— begin —

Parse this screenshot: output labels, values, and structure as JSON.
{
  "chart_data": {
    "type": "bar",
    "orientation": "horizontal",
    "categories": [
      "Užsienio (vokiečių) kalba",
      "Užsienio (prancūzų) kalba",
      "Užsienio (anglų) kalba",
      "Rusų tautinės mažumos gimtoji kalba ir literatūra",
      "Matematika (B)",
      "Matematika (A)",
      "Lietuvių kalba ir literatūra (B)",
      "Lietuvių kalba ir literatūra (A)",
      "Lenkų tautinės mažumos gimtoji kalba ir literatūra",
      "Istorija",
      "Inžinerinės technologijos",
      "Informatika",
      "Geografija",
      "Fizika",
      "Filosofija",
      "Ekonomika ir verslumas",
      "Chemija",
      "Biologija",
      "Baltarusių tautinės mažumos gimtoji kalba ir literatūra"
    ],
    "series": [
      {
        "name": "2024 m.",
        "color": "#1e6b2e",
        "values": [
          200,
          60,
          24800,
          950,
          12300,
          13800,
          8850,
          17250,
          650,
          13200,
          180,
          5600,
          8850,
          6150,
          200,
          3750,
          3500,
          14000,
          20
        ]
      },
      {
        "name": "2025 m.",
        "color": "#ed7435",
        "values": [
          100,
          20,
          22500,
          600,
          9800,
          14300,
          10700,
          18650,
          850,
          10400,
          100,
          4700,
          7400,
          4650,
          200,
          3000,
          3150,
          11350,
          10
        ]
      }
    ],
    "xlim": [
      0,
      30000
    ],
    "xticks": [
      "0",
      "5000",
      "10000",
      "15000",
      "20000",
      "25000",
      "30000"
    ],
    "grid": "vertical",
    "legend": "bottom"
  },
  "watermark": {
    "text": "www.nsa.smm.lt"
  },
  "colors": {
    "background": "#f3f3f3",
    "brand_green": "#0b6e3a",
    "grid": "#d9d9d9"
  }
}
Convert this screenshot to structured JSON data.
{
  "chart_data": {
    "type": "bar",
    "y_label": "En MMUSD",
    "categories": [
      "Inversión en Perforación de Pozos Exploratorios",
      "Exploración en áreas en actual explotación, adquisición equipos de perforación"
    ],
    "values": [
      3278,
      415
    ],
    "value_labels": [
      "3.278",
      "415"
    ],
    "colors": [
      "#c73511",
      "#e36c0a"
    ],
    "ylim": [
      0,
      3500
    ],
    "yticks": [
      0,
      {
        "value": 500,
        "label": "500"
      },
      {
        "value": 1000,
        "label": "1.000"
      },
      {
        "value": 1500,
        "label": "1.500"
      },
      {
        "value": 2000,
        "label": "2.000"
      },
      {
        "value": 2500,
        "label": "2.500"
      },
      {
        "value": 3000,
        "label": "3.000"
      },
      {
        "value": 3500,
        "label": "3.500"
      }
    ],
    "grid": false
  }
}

— end —

> **Goal**
Find the lines containing "values" and pull them out.

> **Task response**
Parse this screenshot: output labels, values, and structure as JSON.
        "values": [
        "values": [
    "values": [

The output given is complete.